▼

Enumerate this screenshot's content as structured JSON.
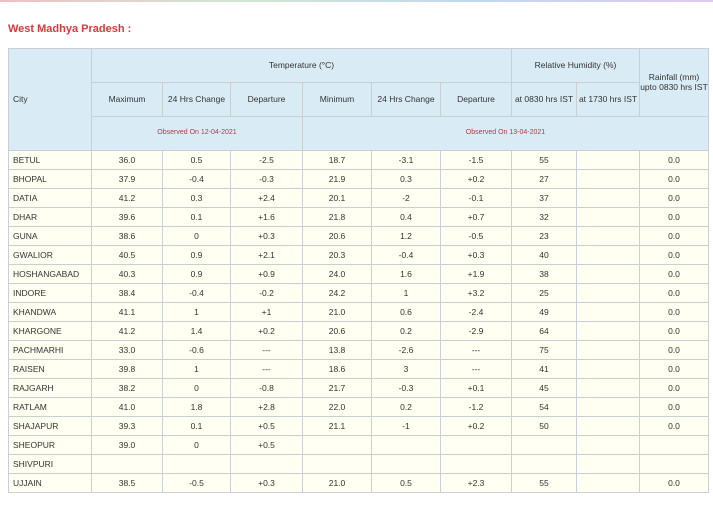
{
  "title": "West Madhya Pradesh :",
  "headers": {
    "city": "City",
    "temperature": "Temperature (°C)",
    "humidity": "Relative Humidity (%)",
    "rainfall": "Rainfall (mm) upto 0830 hrs IST",
    "sub": [
      "Maximum",
      "24 Hrs Change",
      "Departure",
      "Minimum",
      "24 Hrs Change",
      "Departure",
      "at 0830 hrs IST",
      "at 1730 hrs IST"
    ],
    "observed_max": "Observed On 12-04-2021",
    "observed_min": "Observed On 13-04-2021"
  },
  "rows": [
    [
      "BETUL",
      "36.0",
      "0.5",
      "-2.5",
      "18.7",
      "-3.1",
      "-1.5",
      "55",
      "",
      "0.0"
    ],
    [
      "BHOPAL",
      "37.9",
      "-0.4",
      "-0.3",
      "21.9",
      "0.3",
      "+0.2",
      "27",
      "",
      "0.0"
    ],
    [
      "DATIA",
      "41.2",
      "0.3",
      "+2.4",
      "20.1",
      "-2",
      "-0.1",
      "37",
      "",
      "0.0"
    ],
    [
      "DHAR",
      "39.6",
      "0.1",
      "+1.6",
      "21.8",
      "0.4",
      "+0.7",
      "32",
      "",
      "0.0"
    ],
    [
      "GUNA",
      "38.6",
      "0",
      "+0.3",
      "20.6",
      "1.2",
      "-0.5",
      "23",
      "",
      "0.0"
    ],
    [
      "GWALIOR",
      "40.5",
      "0.9",
      "+2.1",
      "20.3",
      "-0.4",
      "+0.3",
      "40",
      "",
      "0.0"
    ],
    [
      "HOSHANGABAD",
      "40.3",
      "0.9",
      "+0.9",
      "24.0",
      "1.6",
      "+1.9",
      "38",
      "",
      "0.0"
    ],
    [
      "INDORE",
      "38.4",
      "-0.4",
      "-0.2",
      "24.2",
      "1",
      "+3.2",
      "25",
      "",
      "0.0"
    ],
    [
      "KHANDWA",
      "41.1",
      "1",
      "+1",
      "21.0",
      "0.6",
      "-2.4",
      "49",
      "",
      "0.0"
    ],
    [
      "KHARGONE",
      "41.2",
      "1.4",
      "+0.2",
      "20.6",
      "0.2",
      "-2.9",
      "64",
      "",
      "0.0"
    ],
    [
      "PACHMARHI",
      "33.0",
      "-0.6",
      "---",
      "13.8",
      "-2.6",
      "---",
      "75",
      "",
      "0.0"
    ],
    [
      "RAISEN",
      "39.8",
      "1",
      "---",
      "18.6",
      "3",
      "---",
      "41",
      "",
      "0.0"
    ],
    [
      "RAJGARH",
      "38.2",
      "0",
      "-0.8",
      "21.7",
      "-0.3",
      "+0.1",
      "45",
      "",
      "0.0"
    ],
    [
      "RATLAM",
      "41.0",
      "1.8",
      "+2.8",
      "22.0",
      "0.2",
      "-1.2",
      "54",
      "",
      "0.0"
    ],
    [
      "SHAJAPUR",
      "39.3",
      "0.1",
      "+0.5",
      "21.1",
      "-1",
      "+0.2",
      "50",
      "",
      "0.0"
    ],
    [
      "SHEOPUR",
      "39.0",
      "0",
      "+0.5",
      "",
      "",
      "",
      "",
      "",
      ""
    ],
    [
      "SHIVPURI",
      "",
      "",
      "",
      "",
      "",
      "",
      "",
      "",
      ""
    ],
    [
      "UJJAIN",
      "38.5",
      "-0.5",
      "+0.3",
      "21.0",
      "0.5",
      "+2.3",
      "55",
      "",
      "0.0"
    ]
  ]
}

▲

• _To do_:
Would you return the data exactly as written, without the pictures?

• _Solution for this exercise_:
Enumerate this screenshot's content as structured JSON.
{
  "title": "West Madhya Pradesh :",
  "headers": {
    "city": "City",
    "temperature": "Temperature (°C)",
    "humidity": "Relative Humidity (%)",
    "rainfall": "Rainfall (mm) upto 0830 hrs IST",
    "sub": [
      "Maximum",
      "24 Hrs Change",
      "Departure",
      "Minimum",
      "24 Hrs Change",
      "Departure",
      "at 0830 hrs IST",
      "at 1730 hrs IST"
    ],
    "observed_max": "Observed On 12-04-2021",
    "observed_min": "Observed On 13-04-2021"
  },
  "rows": [
    [
      "BETUL",
      "36.0",
      "0.5",
      "-2.5",
      "18.7",
      "-3.1",
      "-1.5",
      "55",
      "",
      "0.0"
    ],
    [
      "BHOPAL",
      "37.9",
      "-0.4",
      "-0.3",
      "21.9",
      "0.3",
      "+0.2",
      "27",
      "",
      "0.0"
    ],
    [
      "DATIA",
      "41.2",
      "0.3",
      "+2.4",
      "20.1",
      "-2",
      "-0.1",
      "37",
      "",
      "0.0"
    ],
    [
      "DHAR",
      "39.6",
      "0.1",
      "+1.6",
      "21.8",
      "0.4",
      "+0.7",
      "32",
      "",
      "0.0"
    ],
    [
      "GUNA",
      "38.6",
      "0",
      "+0.3",
      "20.6",
      "1.2",
      "-0.5",
      "23",
      "",
      "0.0"
    ],
    [
      "GWALIOR",
      "40.5",
      "0.9",
      "+2.1",
      "20.3",
      "-0.4",
      "+0.3",
      "40",
      "",
      "0.0"
    ],
    [
      "HOSHANGABAD",
      "40.3",
      "0.9",
      "+0.9",
      "24.0",
      "1.6",
      "+1.9",
      "38",
      "",
      "0.0"
    ],
    [
      "INDORE",
      "38.4",
      "-0.4",
      "-0.2",
      "24.2",
      "1",
      "+3.2",
      "25",
      "",
      "0.0"
    ],
    [
      "KHANDWA",
      "41.1",
      "1",
      "+1",
      "21.0",
      "0.6",
      "-2.4",
      "49",
      "",
      "0.0"
    ],
    [
      "KHARGONE",
      "41.2",
      "1.4",
      "+0.2",
      "20.6",
      "0.2",
      "-2.9",
      "64",
      "",
      "0.0"
    ],
    [
      "PACHMARHI",
      "33.0",
      "-0.6",
      "---",
      "13.8",
      "-2.6",
      "---",
      "75",
      "",
      "0.0"
    ],
    [
      "RAISEN",
      "39.8",
      "1",
      "---",
      "18.6",
      "3",
      "---",
      "41",
      "",
      "0.0"
    ],
    [
      "RAJGARH",
      "38.2",
      "0",
      "-0.8",
      "21.7",
      "-0.3",
      "+0.1",
      "45",
      "",
      "0.0"
    ],
    [
      "RATLAM",
      "41.0",
      "1.8",
      "+2.8",
      "22.0",
      "0.2",
      "-1.2",
      "54",
      "",
      "0.0"
    ],
    [
      "SHAJAPUR",
      "39.3",
      "0.1",
      "+0.5",
      "21.1",
      "-1",
      "+0.2",
      "50",
      "",
      "0.0"
    ],
    [
      "SHEOPUR",
      "39.0",
      "0",
      "+0.5",
      "",
      "",
      "",
      "",
      "",
      ""
    ],
    [
      "SHIVPURI",
      "",
      "",
      "",
      "",
      "",
      "",
      "",
      "",
      ""
    ],
    [
      "UJJAIN",
      "38.5",
      "-0.5",
      "+0.3",
      "21.0",
      "0.5",
      "+2.3",
      "55",
      "",
      "0.0"
    ]
  ]
}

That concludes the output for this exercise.